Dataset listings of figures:

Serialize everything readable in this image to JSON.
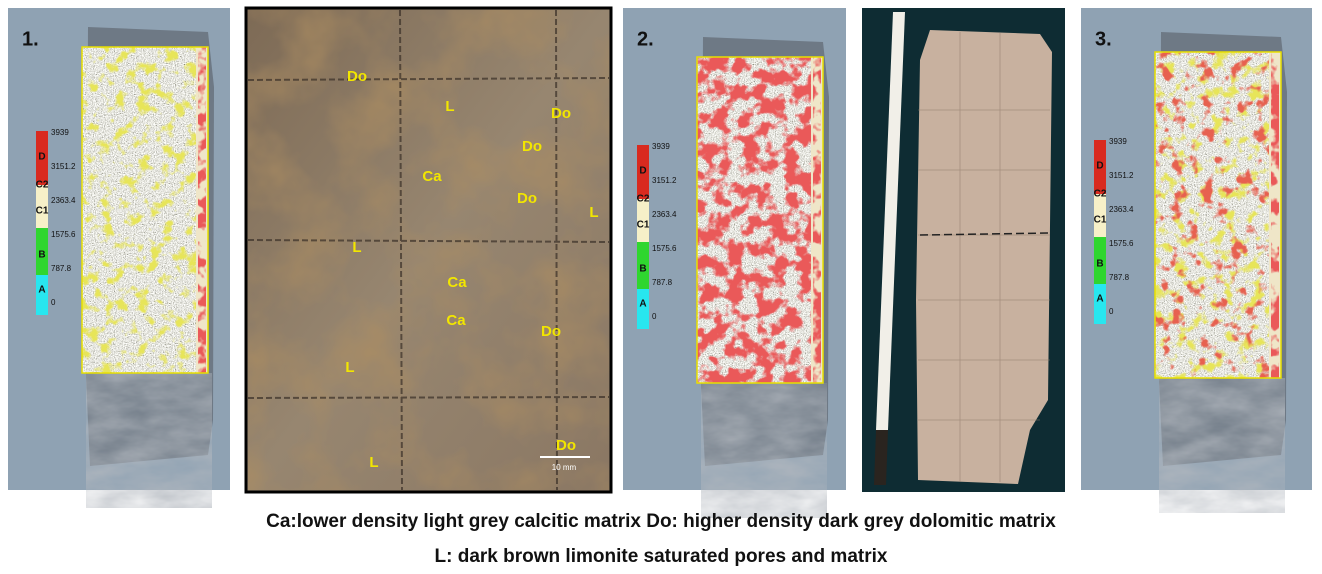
{
  "panels": [
    {
      "label": "1."
    },
    {
      "label": "2."
    },
    {
      "label": "3."
    }
  ],
  "legend": {
    "classes": [
      "D",
      "C2",
      "C1",
      "B",
      "A"
    ],
    "values": [
      3939,
      3151.2,
      2363.4,
      1575.6,
      787.8,
      0
    ]
  },
  "photo": {
    "annotations": [
      "Do",
      "L",
      "Do",
      "Do",
      "Ca",
      "Do",
      "L",
      "L",
      "Ca",
      "Ca",
      "Do",
      "L",
      "Do",
      "L"
    ],
    "scale_bar": "10 mm"
  },
  "caption": {
    "line1": "Ca:lower density light grey calcitic matrix   Do: higher density dark grey dolomitic matrix",
    "line2": "L: dark brown limonite saturated pores and matrix"
  }
}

WRITTEN TASK - Print every entry above again without changing a word, and omit the pictures.

SOLVED EXERCISE -
Serialize everything readable in this image to JSON.
{
  "panels": [
    {
      "label": "1."
    },
    {
      "label": "2."
    },
    {
      "label": "3."
    }
  ],
  "legend": {
    "classes": [
      "D",
      "C2",
      "C1",
      "B",
      "A"
    ],
    "values": [
      3939,
      3151.2,
      2363.4,
      1575.6,
      787.8,
      0
    ]
  },
  "photo": {
    "annotations": [
      "Do",
      "L",
      "Do",
      "Do",
      "Ca",
      "Do",
      "L",
      "L",
      "Ca",
      "Ca",
      "Do",
      "L",
      "Do",
      "L"
    ],
    "scale_bar": "10 mm"
  },
  "caption": {
    "line1": "Ca:lower density light grey calcitic matrix   Do: higher density dark grey dolomitic matrix",
    "line2": "L: dark brown limonite saturated pores and matrix"
  }
}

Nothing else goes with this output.